Check each line of the listing for the string "Wheat", then state how many lines have it. Only the number is wanted.

::: INPUT FOR THIS TASK :::

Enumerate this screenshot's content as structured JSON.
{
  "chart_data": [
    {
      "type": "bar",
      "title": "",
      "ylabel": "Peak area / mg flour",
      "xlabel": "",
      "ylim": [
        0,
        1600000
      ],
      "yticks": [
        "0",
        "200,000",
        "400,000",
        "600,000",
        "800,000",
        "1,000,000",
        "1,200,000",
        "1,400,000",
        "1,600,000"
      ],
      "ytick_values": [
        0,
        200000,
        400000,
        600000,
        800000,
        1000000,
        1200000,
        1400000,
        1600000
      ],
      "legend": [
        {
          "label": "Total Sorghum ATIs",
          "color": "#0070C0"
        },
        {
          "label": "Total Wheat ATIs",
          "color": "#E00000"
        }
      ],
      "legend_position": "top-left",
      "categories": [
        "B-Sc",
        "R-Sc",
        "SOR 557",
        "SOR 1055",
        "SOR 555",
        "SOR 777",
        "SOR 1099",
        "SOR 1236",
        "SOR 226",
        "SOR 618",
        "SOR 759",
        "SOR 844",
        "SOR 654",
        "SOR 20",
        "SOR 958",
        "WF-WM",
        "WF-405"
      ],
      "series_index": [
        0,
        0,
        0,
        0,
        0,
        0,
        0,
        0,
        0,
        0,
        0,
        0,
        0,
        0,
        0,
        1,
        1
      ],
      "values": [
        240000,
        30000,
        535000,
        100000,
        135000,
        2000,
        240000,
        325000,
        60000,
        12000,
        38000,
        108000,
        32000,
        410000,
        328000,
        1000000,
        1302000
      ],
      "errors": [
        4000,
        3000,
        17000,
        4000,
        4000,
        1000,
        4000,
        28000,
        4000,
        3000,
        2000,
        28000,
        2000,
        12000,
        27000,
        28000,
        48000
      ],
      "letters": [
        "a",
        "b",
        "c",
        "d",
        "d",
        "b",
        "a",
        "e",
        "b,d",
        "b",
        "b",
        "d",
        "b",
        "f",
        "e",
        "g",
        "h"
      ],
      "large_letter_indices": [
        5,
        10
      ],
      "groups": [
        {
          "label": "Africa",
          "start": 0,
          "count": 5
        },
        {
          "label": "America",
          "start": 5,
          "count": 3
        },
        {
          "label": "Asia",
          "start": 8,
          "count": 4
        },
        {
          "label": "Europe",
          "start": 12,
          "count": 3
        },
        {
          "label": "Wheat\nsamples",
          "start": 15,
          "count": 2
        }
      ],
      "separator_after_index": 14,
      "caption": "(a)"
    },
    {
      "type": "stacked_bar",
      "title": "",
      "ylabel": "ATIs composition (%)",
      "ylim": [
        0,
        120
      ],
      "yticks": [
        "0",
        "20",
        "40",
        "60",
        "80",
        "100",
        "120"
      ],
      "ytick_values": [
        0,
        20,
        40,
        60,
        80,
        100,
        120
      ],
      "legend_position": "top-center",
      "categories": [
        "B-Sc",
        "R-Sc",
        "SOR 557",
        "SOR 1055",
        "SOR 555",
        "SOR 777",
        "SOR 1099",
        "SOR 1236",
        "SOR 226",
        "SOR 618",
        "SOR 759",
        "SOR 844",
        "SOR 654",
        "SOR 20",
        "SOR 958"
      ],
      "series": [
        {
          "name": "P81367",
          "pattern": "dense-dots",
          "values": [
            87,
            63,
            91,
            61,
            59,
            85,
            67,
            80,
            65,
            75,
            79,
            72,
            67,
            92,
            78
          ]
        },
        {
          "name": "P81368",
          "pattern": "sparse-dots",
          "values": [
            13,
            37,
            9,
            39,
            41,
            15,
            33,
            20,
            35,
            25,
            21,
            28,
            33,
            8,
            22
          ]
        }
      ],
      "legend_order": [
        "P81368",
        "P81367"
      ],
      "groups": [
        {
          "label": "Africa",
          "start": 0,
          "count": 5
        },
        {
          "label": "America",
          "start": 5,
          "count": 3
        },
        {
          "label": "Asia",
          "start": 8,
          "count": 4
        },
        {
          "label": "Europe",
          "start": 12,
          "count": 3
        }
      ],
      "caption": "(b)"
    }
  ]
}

:::

EXPECTED ANSWER
2